## WHAT TO DO
In your copy, leave out the pictures; write out all the data exactly.

## START DATA EXCERPTS

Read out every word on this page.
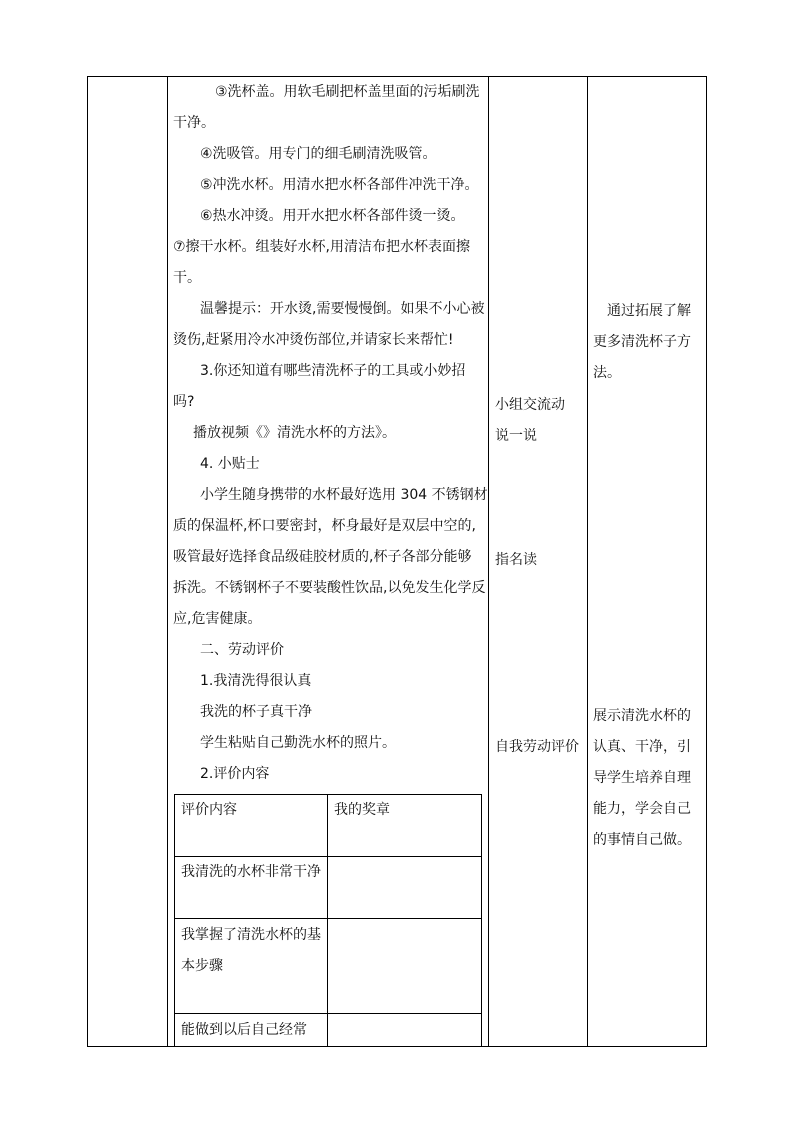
③洗杯盖。用软毛刷把杯盖里面的污垢刷洗
干净。
④洗吸管。用专门的细毛刷清洗吸管。
⑤冲洗水杯。用清水把水杯各部件冲洗干净。
⑥热水冲烫。用开水把水杯各部件烫一烫。
⑦擦干水杯。组装好水杯,用清洁布把水杯表面擦
干。
温馨提示：开水烫,需要慢慢倒。如果不小心被
烫伤,赶紧用冷水冲烫伤部位,并请家长来帮忙!
3.你还知道有哪些清洗杯子的工具或小妙招
吗?
播放视频《》清洗水杯的方法》。
4. 小贴士
小学生随身携带的水杯最好选用 304 不锈钢材
质的保温杯,杯口要密封，杯身最好是双层中空的,
吸管最好选择食品级硅胶材质的,杯子各部分能够
拆洗。不锈钢杯子不要装酸性饮品,以免发生化学反
应,危害健康。
二、劳动评价
1.我清洗得很认真
我洗的杯子真干净
学生粘贴自己勤洗水杯的照片。
2.评价内容
评价内容	我的奖章
我清洗的水杯非常干净
我掌握了清洗水杯的基本步骤
能做到以后自己经常
小组交流动
说一说
指名读
自我劳动评价
通过拓展了解
更多清洗杯子方
法。
展示清洗水杯的
认真、干净，引
导学生培养自理
能力，学会自己
的事情自己做。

## END DATA EXCERPTS

## EXERCISE OUTPUT
Read out every word on this page.
③洗杯盖。用软毛刷把杯盖里面的污垢刷洗
干净。
④洗吸管。用专门的细毛刷清洗吸管。
⑤冲洗水杯。用清水把水杯各部件冲洗干净。
⑥热水冲烫。用开水把水杯各部件烫一烫。
⑦擦干水杯。组装好水杯,用清洁布把水杯表面擦
干。
温馨提示：开水烫,需要慢慢倒。如果不小心被
烫伤,赶紧用冷水冲烫伤部位,并请家长来帮忙!
3.你还知道有哪些清洗杯子的工具或小妙招
吗?
播放视频《》清洗水杯的方法》。
4. 小贴士
小学生随身携带的水杯最好选用 304 不锈钢材
质的保温杯,杯口要密封，杯身最好是双层中空的,
吸管最好选择食品级硅胶材质的,杯子各部分能够
拆洗。不锈钢杯子不要装酸性饮品,以免发生化学反
应,危害健康。
二、劳动评价
1.我清洗得很认真
我洗的杯子真干净
学生粘贴自己勤洗水杯的照片。
2.评价内容
评价内容	我的奖章
我清洗的水杯非常干净
我掌握了清洗水杯的基本步骤
能做到以后自己经常
小组交流动
说一说
指名读
自我劳动评价
通过拓展了解
更多清洗杯子方
法。
展示清洗水杯的
认真、干净，引
导学生培养自理
能力，学会自己
的事情自己做。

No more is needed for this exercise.